**What the exercise asks**
Go through the listing and return every line with "信道利用率" in it.

[Start of Information shown]

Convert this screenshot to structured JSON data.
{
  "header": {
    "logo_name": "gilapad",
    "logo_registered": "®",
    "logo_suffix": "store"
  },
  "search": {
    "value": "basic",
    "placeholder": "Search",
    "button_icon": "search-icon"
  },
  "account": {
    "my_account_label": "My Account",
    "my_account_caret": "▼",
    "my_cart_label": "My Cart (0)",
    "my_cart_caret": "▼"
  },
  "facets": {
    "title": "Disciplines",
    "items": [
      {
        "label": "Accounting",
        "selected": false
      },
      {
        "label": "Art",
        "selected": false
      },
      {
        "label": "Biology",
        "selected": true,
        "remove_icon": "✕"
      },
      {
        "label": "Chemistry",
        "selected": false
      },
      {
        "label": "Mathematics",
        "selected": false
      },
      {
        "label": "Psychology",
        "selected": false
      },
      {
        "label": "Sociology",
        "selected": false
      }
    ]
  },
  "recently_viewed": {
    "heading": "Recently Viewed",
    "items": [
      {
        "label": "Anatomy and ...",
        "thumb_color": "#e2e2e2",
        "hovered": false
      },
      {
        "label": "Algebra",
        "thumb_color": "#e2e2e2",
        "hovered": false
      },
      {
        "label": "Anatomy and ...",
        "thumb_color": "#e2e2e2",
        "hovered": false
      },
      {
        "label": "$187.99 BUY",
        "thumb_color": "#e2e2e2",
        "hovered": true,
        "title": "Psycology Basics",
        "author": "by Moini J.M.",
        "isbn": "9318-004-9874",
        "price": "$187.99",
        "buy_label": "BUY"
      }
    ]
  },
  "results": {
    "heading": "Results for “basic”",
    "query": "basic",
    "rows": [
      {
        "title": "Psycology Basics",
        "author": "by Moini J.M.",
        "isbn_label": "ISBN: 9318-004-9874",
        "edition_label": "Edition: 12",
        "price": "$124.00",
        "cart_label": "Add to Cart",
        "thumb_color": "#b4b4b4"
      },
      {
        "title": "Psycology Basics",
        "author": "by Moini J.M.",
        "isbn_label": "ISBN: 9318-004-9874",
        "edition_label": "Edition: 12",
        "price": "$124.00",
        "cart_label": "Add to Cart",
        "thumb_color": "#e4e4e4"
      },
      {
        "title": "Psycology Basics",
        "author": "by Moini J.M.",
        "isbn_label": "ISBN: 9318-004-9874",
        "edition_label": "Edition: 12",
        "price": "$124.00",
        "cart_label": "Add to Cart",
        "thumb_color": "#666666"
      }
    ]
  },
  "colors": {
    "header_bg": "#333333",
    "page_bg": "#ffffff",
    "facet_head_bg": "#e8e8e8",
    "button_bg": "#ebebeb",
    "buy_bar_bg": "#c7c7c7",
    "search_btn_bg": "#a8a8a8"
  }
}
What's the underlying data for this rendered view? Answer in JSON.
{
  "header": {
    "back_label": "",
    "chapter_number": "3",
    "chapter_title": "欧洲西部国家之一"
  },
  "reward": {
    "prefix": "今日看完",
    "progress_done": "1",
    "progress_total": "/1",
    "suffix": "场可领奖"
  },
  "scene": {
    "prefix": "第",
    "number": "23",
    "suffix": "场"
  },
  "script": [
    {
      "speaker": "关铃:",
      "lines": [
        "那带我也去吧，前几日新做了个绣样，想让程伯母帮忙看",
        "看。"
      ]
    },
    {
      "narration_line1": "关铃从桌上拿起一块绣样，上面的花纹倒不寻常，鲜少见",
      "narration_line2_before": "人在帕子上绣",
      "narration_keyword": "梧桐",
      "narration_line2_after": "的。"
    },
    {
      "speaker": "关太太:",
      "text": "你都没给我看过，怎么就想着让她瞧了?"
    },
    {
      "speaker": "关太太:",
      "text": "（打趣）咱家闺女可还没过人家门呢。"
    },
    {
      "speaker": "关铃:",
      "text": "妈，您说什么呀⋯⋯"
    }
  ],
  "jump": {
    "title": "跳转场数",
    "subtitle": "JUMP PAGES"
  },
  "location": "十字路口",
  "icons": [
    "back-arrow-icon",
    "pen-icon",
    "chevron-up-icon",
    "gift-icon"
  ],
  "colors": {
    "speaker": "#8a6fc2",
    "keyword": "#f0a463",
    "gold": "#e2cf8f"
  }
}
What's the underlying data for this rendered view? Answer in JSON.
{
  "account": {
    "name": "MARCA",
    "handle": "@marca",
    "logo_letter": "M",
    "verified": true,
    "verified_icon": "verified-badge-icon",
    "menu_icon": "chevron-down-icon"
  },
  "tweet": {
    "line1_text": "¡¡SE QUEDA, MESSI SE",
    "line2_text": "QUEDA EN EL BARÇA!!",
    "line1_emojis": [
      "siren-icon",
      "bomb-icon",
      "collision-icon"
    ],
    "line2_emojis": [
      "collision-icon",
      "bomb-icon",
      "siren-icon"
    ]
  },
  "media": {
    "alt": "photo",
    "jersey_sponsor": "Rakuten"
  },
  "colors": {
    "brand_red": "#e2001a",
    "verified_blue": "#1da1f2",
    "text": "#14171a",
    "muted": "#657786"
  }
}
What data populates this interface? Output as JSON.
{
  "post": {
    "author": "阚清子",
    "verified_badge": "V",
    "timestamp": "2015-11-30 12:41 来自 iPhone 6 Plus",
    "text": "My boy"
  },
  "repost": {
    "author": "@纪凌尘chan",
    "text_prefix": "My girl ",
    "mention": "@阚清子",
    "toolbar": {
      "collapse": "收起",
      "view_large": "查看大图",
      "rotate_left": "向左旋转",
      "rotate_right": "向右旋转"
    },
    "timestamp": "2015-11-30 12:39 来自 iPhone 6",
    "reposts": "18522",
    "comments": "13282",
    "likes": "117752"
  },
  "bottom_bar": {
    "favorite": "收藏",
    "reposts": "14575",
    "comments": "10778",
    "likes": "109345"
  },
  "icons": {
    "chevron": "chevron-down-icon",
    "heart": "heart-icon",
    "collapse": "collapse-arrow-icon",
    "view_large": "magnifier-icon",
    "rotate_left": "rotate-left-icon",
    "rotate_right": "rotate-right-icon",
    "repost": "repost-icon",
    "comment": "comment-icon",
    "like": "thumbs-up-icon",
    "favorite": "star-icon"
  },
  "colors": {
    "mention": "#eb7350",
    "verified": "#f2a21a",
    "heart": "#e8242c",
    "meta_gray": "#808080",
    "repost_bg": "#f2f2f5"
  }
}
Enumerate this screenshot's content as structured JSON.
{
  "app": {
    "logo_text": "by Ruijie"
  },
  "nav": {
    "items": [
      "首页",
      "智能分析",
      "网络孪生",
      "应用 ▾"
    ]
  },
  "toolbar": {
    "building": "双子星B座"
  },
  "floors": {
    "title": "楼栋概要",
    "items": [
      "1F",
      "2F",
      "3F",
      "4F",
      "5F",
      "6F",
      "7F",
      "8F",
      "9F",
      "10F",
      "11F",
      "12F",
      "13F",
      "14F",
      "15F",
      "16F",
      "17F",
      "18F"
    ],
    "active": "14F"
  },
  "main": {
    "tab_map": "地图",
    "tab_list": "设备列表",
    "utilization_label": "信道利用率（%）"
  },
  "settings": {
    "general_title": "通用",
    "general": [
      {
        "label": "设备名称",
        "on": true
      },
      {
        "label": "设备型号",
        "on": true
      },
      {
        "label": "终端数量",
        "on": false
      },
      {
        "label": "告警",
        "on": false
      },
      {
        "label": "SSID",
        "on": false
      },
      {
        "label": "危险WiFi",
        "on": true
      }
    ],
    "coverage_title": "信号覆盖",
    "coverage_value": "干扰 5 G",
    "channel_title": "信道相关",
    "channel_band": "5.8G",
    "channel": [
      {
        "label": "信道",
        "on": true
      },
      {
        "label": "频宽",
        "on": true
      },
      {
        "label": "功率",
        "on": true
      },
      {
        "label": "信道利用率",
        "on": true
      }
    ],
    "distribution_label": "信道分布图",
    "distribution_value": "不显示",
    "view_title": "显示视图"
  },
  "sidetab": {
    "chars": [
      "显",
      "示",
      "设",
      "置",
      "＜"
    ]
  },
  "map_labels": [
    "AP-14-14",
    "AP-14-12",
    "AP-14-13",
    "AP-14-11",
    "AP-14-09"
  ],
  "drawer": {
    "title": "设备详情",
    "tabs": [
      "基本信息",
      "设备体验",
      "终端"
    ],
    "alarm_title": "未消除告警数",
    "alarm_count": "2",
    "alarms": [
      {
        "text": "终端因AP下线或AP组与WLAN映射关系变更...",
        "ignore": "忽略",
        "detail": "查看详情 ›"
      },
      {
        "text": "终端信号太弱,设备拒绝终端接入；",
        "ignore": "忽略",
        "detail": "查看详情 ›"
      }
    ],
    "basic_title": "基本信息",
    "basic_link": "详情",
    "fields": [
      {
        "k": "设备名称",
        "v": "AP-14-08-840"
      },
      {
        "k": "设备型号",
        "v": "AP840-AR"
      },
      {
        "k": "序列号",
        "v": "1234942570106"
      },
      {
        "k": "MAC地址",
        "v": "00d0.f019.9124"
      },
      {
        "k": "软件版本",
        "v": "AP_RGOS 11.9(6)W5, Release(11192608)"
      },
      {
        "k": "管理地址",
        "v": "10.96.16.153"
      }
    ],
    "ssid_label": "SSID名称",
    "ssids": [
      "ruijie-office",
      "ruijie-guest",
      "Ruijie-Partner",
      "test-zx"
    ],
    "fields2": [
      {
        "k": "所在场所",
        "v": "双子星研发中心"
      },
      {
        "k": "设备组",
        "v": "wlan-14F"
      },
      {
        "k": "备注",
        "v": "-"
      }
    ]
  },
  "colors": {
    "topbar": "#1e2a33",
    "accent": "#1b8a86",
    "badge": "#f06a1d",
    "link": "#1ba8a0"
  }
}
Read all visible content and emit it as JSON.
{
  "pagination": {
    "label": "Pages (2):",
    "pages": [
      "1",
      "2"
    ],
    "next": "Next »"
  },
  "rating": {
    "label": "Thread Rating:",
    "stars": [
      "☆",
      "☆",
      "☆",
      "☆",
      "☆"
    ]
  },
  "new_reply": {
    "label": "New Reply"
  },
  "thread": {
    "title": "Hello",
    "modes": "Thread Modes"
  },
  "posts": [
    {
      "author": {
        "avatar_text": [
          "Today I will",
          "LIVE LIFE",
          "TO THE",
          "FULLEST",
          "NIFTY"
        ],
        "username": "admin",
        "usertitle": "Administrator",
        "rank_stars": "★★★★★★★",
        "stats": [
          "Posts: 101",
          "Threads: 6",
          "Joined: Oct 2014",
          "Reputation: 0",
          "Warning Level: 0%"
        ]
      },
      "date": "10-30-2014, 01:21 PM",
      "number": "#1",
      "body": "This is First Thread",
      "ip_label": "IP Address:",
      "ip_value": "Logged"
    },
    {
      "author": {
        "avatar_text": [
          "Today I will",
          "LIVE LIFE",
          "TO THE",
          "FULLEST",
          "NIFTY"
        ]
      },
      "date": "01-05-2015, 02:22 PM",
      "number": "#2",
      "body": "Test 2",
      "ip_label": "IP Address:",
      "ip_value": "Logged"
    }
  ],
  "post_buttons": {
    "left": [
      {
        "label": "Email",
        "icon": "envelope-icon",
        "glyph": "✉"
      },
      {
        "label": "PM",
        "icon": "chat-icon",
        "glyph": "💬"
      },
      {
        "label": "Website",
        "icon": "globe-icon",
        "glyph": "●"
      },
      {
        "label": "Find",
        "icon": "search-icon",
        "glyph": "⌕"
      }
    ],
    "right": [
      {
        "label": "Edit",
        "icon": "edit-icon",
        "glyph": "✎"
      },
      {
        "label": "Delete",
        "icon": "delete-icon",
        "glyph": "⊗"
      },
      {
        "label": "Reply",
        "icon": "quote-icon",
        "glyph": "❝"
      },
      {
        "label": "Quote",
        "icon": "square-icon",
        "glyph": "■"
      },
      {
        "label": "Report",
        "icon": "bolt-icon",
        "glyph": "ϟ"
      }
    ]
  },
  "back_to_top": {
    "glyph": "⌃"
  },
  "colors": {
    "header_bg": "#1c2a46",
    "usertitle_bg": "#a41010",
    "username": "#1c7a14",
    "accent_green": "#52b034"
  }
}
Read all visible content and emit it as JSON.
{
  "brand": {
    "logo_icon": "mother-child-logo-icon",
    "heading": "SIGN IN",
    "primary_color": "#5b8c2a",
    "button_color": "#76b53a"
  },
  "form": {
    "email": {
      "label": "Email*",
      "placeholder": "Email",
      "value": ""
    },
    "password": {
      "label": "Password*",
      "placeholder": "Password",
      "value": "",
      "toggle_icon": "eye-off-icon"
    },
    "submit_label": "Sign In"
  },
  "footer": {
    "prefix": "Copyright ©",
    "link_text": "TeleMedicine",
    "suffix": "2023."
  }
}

[End of Information shown]

**Result for this task**
    "utilization_label": "信道利用率（%）"
        "label": "信道利用率",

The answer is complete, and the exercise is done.